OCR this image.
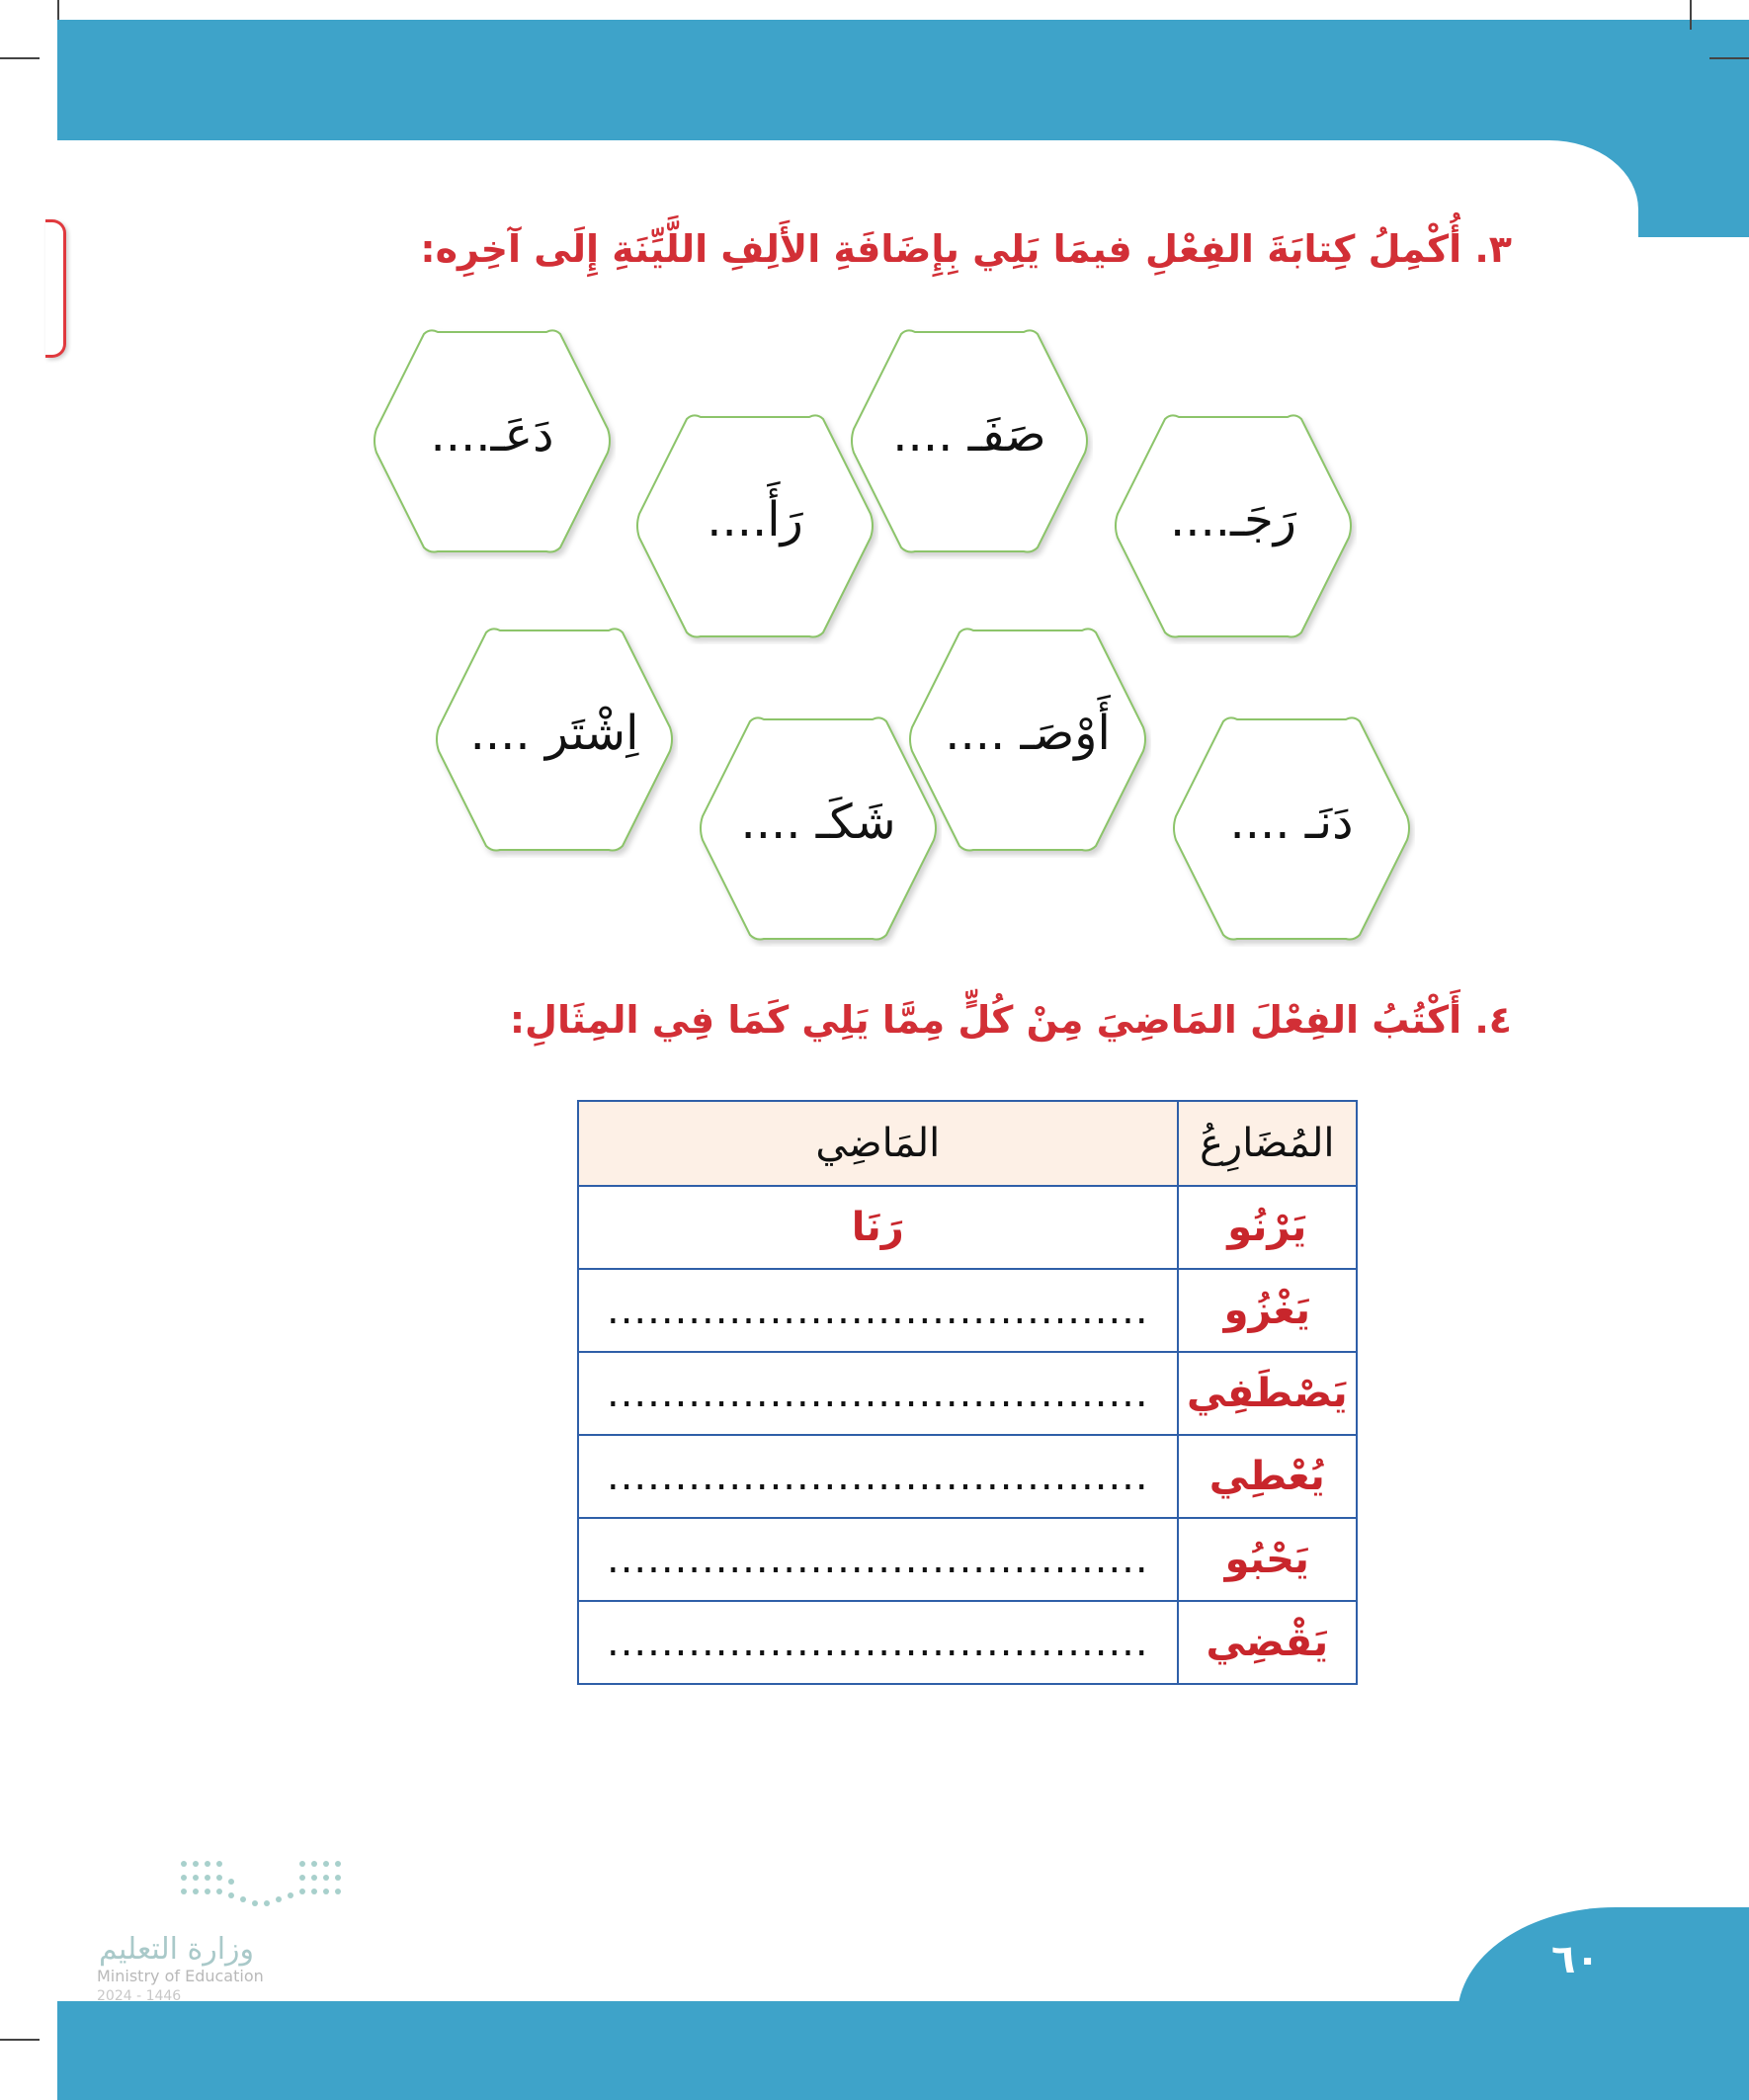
٣. أُكْمِلُ كِتابَةَ الفِعْلِ فيمَا يَلِي بِإِضَافَةِ الأَلِفِ اللَّيِّنَةِ إِلَى آخِرِه:
دَعَـ....
رَأَ....
صَفَـ ....
رَجَـ....
اِشْتَر ....
شَكَـ ....
أَوْصَـ ....
دَنَـ ....
٤. أَكْتُبُ الفِعْلَ المَاضِيَ مِنْ كُلٍّ مِمَّا يَلِي كَمَا فِي المِثَالِ:
المُضَارِعُ	المَاضِي
يَرْنُو	رَنَا
يَغْزُو	........................................
يَصْطَفِي	........................................
يُعْطِي	........................................
يَحْبُو	........................................
يَقْضِي	........................................
٦٠
وزارة التعليم
Ministry of Education
2024 - 1446
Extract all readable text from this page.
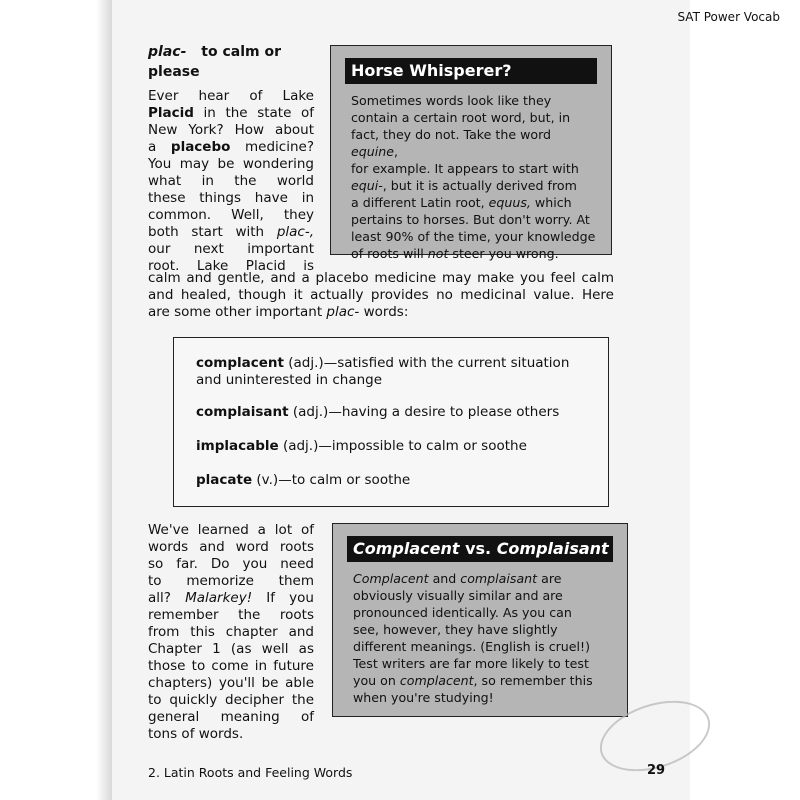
SAT Power Vocab
plac- to calm or
please
Ever hear of Lake
Placid in the state of
New York? How about
a placebo medicine?
You may be wondering
what in the world
these things have in
common. Well, they
both start with plac-,
our next important
root. Lake Placid is
calm and gentle, and a placebo medicine may make you feel calm
and healed, though it actually provides no medicinal value. Here
are some other important plac- words:
Horse Whisperer?
Sometimes words look like they
contain a certain root word, but, in
fact, they do not. Take the word equine,
for example. It appears to start with
equi-, but it is actually derived from
a different Latin root, equus, which
pertains to horses. But don't worry. At
least 90% of the time, your knowledge
of roots will not steer you wrong.
complacent (adj.)—satisfied with the current situation
and uninterested in change
complaisant (adj.)—having a desire to please others
implacable (adj.)—impossible to calm or soothe
placate (v.)—to calm or soothe
We've learned a lot of
words and word roots
so far. Do you need
to memorize them
all? Malarkey! If you
remember the roots
from this chapter and
Chapter 1 (as well as
those to come in future
chapters) you'll be able
to quickly decipher the
general meaning of
tons of words.
Complacent vs. Complaisant
Complacent and complaisant are
obviously visually similar and are
pronounced identically. As you can
see, however, they have slightly
different meanings. (English is cruel!)
Test writers are far more likely to test
you on complacent, so remember this
when you're studying!
2. Latin Roots and Feeling Words	29
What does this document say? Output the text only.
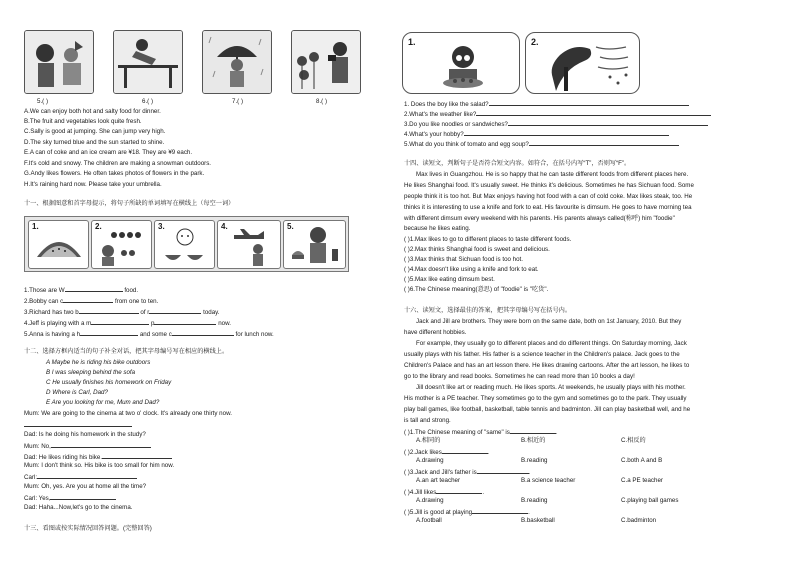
5.( )	6.( )	7.( )	8.( )
A.We can enjoy both hot and salty food for dinner.
B.The fruit and vegetables look quite fresh.
C.Sally is good at jumping. She can jump very high.
D.The sky turned blue and the sun started to shine.
E.A can of coke and an ice cream are ¥18. They are ¥9 each.
F.It's cold and snowy. The children are making a snowman outdoors.
G.Andy likes flowers. He often takes photos of flowers in the park.
H.It's raining hard now. Please take your umbrella.
十一、根据图意和首字母提示，将句子所缺的单词填写在横线上（每空一词）
1.	2.	3.	4.	5.
1.Those are W	food.
2.Bobby can c	from one to ten.
3.Richard has two b	of r	today.
4.Jeff is playing with a m	p	now.
5.Anna is having a h	and some c	for lunch now.
十二、选择方框内适当的句子补全对话，把其字母编号写在相应的横线上。
A Maybe he is riding his bike outdoors
B I was sleeping behind the sofa
C He usually finishes his homework on Friday
D Where is Carl, Dad?
E Are you looking for me, Mum and Dad?
Mum: We are going to the cinema at two o' clock. It's already one thirty now.
Dad: Is he doing his homework in the study?
Mum: No,
Dad: He likes riding his bike.
Mum: I don't think so. His bike is too small for him now.
Carl:
Mum: Oh, yes. Are you at home all the time?
Carl: Yes,
Dad: Haha...Now,let's go to the cinema.
十三、看图或按实际情况回答问题。(完整回答)
1.	2.
1. Does the boy like the salad?
2.What's the weather like?
3.Do you like noodles or sandwiches?
4.What's your hobby?
5.What do you think of tomato and egg soup?
十四、读短文，判断句子是否符合短文内容。如符合，在括号内写“T”，否则写“F”。
Max lives in Guangzhou. He is so happy that he can taste different foods from different places here.
He likes Shanghai food. It's usually sweet. He thinks it's delicious. Sometimes he has Sichuan food. Some
people think it is too hot. But Max enjoys having hot food with a can of cold coke. Max likes steak, too. He
thinks it is interesting to use a knife and fork to eat. His favourite is dimsum. He goes to have morning tea
with different dimsum every weekend with his parents. His parents always called(称呼) him "foodie"
because he likes eating.
( )1.Max likes to go to different places to taste different foods.
( )2.Max thinks Shanghai food is sweet and delicious.
( )3.Max thinks that Sichuan food is too hot.
( )4.Max doesn't like using a knife and fork to eat.
( )5.Max like eating dimsum best.
( )6.The Chinese meaning(意思) of "foodie" is "吃货".
十六、读短文，选择最佳的答案，把其字母编号写在括号内。
Jack and Jill are brothers. They were born on the same date, both on 1st January, 2010. But they
have different hobbies.
For example, they usually go to different places and do different things. On Saturday morning, Jack
usually plays with his father. His father is a science teacher in the Children's palace. Jack goes to the
Children's Palace and has an art lesson there. He likes drawing cartoons. After the art lesson, he likes to
go to the library and read books. Sometimes he can read more than 10 books a day!
Jill doesn't like art or reading much. He likes sports. At weekends, he usually plays with his mother.
His mother is a PE teacher. They sometimes go to the gym and sometimes go to the park. They usually
play ball games, like football, basketball, table tennis and badminton. Jill can play basketball well, and he
is tall and strong.
( )1.The Chinese meaning of "same" is	.
A.相同的	B.相近的	C.相反的
( )2.Jack likes	.
A.drawing	B.reading	C.both A and B
( )3.Jack and Jill's father is	.
A.an art teacher	B.a science teacher	C.a PE teacher
( )4.Jill likes	.
A.drawing	B.reading	C.playing ball games
( )5.Jill is good at playing	.
A.football	B.basketball	C.badminton
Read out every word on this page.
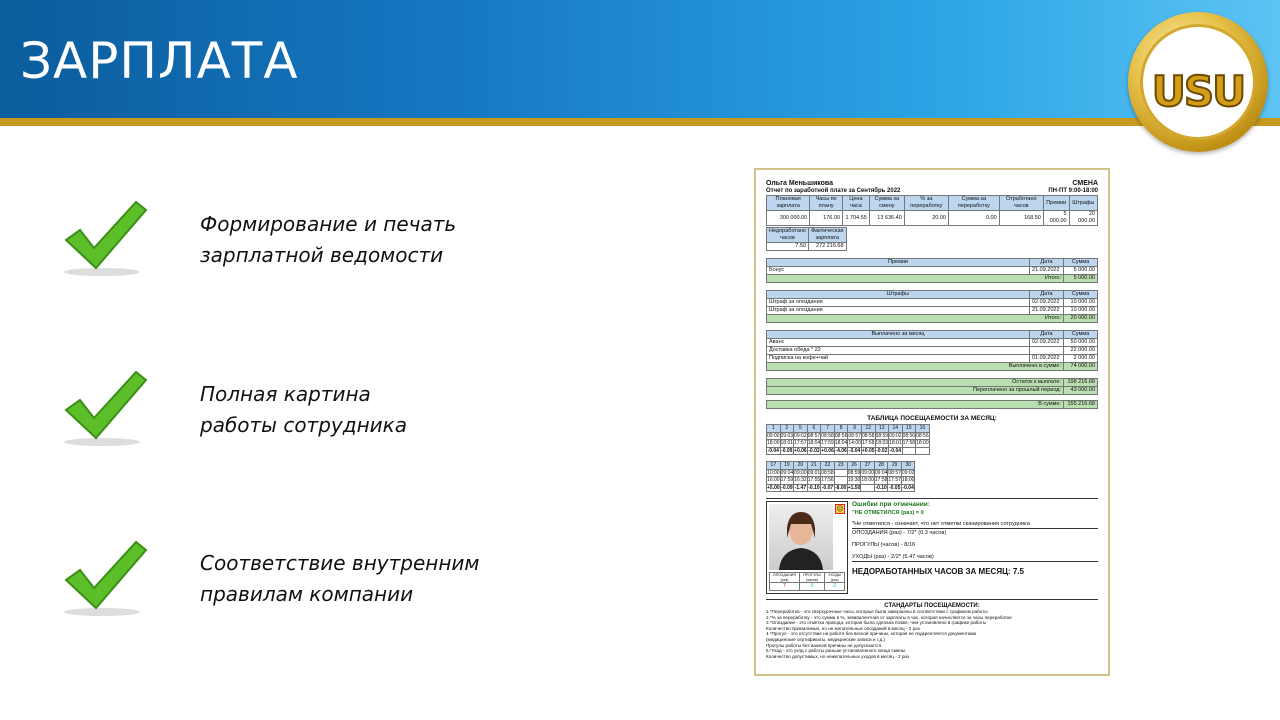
ЗАРПЛАТА
USU
Формирование и печать
зарплатной ведомости
Полная картина
работы сотрудника
Соответствие внутренним
правилам компании
Ольга Меньшикова	СМЕНА
Отчет по заработной плате за Сентябрь 2022	ПН-ПТ 9:00-18:00
Плановая зарплата	Часы по плану	Цена часа	Сумма за смену	% за переработку	Сумма за переработку	Отработано часов	Премии	Штрафы
300 000.00	176.00	1 704.55	13 636.40	20.00	0.00	168.50	5 000.00	20 000.00
Недоработано часов	Фактическая зарплата
7.50	272 216.68
Премии	Дата	Сумма
Бонус	21.09.2022	5 000.00
Итого:		5 000.00
Штрафы	Дата	Сумма
Штраф за опоздания	02.09.2022	10 000.00
Штраф за опоздания	21.09.2022	10 000.00
Итого:		20 000.00
Выплачено за месяц	Дата	Сумма
Аванс	02.09.2022	50 000.00
Доставка обеда * 22		22 000.00
Подписка на кофе+чай	01.09.2022	2 000.00
Выплачено в сумме:		74 000.00
Остаток к выплате:	198 216.68
Переплачено за прошлый период:	43 000.00
В сумме:	155 216.68
ТАБЛИЦА ПОСЕЩАЕМОСТИ ЗА МЕСЯЦ:
1	2	5	6	7	8	9	12	13	14	15	16
09:00	09:03	09:02	08:57	08:58	08:56	08:57	08:58	08:59	09:02	08:56	08:56
18:00	18:01	17:57	18:04	17:59	18:04	14:00	17:58	18:03	18:01	17:58	18:00
-0.04	-0.09	+0.06	-0.02	+0.06	-4.06	-0.04	+0.05	-0.02	-0.04		
17	19	20	21	22	23	26	27	28	29	30
10:00	09:04	09:00	09:01	08:58		08:59	09:00	09:04	08:57	09:02
16:00	17:59	16:32	17:55	17:56		19:30	18:00	17:58	17:57	18:00
+5.00	-0.09	-1.47	-0.10	-0.07	-8.00	+1.50		-0.10	-0.05	-0.04
☹
ОПОЗДАНИЯ (раз)	ПРОГУЛЫ (часов)	УХОДЫ (раз)
7	8	2
Ошибки при отмечании:
"НЕ ОТМЕТИЛСЯ (раз) = 0
*Не отметился - означает, что нет отметки сканирования сотрудника
ОПОЗДАНИЯ (раз) - 7/2* (0.3 часов)
ПРОГУЛЫ (часов) - 8/16
УХОДЫ (раз) - 2/2* (5.47 часов)
НЕДОРАБОТАННЫХ ЧАСОВ ЗА МЕСЯЦ: 7.5
СТАНДАРТЫ ПОСЕЩАЕМОСТИ:
1.*Переработка - это сверхурочные часы, которые были завершены в соответствии с графиком работы
2.*% за переработку - это сумма в %, эквивалентная от зарплаты в час, которая начисляется за часы переработки
3.*Опоздание - это отметка прихода, которая была сделана позже, чем установлено в графике работы
Количество приемлемых, но не желательных опозданий в месяц - 2 раз
4.*Прогул - это отсутствие на работе без веской причины, которая не подкрепляется документами
(медицинские сертификаты, медицинские записи и т.д.)
Прогулы работы без важной причины не допускаются.
5.*Уход - это уход с работы раньше установленного конца смены
Количество допустимых, но нежелательных уходов в месяц - 2 раз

**What you will do**
Among the lines of the data, identify those with the word "medicine". Copy each of them.

**The solution**
a placebo medicine?
calm and gentle, and a placebo medicine may make you feel calm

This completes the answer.